(Stored data)
(begin)

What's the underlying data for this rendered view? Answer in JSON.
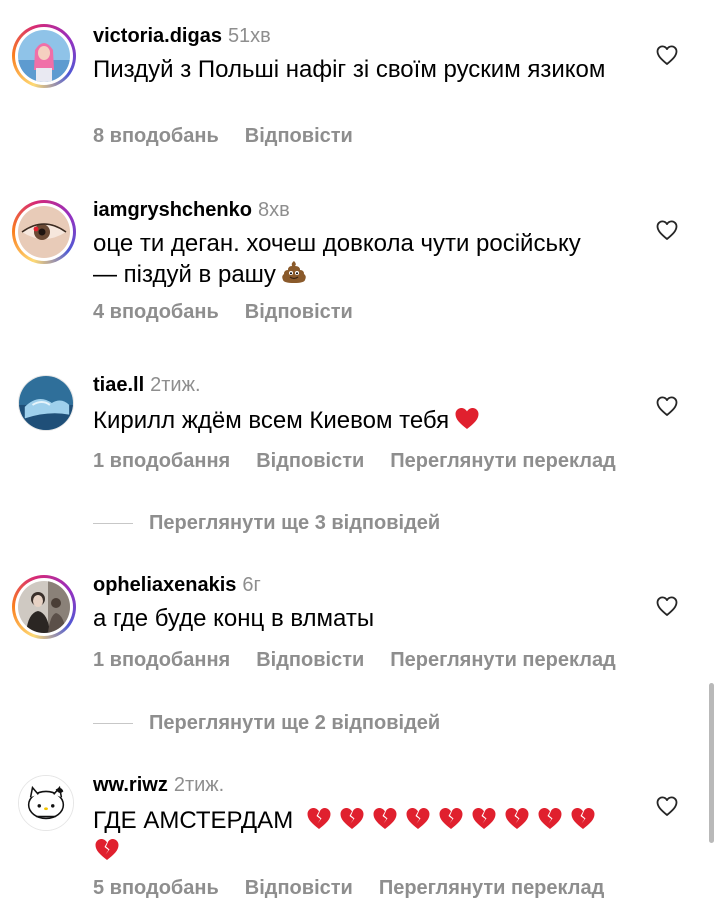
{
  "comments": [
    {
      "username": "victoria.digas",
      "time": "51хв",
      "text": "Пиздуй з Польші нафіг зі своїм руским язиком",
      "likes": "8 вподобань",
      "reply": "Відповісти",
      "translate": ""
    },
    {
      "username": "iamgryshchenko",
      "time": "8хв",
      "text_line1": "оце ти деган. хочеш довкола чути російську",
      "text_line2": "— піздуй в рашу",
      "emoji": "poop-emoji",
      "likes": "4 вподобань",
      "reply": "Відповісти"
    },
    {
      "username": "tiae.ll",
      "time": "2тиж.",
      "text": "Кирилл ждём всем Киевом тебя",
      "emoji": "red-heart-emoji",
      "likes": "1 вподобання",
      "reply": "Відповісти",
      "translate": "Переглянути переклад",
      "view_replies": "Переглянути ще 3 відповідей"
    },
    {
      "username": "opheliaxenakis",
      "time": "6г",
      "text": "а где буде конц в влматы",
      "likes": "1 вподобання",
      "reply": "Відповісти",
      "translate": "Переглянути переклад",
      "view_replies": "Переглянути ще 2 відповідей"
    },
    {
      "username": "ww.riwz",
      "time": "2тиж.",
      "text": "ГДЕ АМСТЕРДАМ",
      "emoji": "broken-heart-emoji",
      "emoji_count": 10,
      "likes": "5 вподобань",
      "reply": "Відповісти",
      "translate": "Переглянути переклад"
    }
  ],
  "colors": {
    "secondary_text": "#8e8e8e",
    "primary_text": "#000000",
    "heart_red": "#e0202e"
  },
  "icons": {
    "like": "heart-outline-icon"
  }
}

(end)

**JOB**
Out of the preceding entries, pull every line containing the string "likes".

**SOLUTION TO THIS EXERCISE**
      "likes": "8 вподобань",
      "likes": "4 вподобань",
      "likes": "1 вподобання",
      "likes": "1 вподобання",
      "likes": "5 вподобань",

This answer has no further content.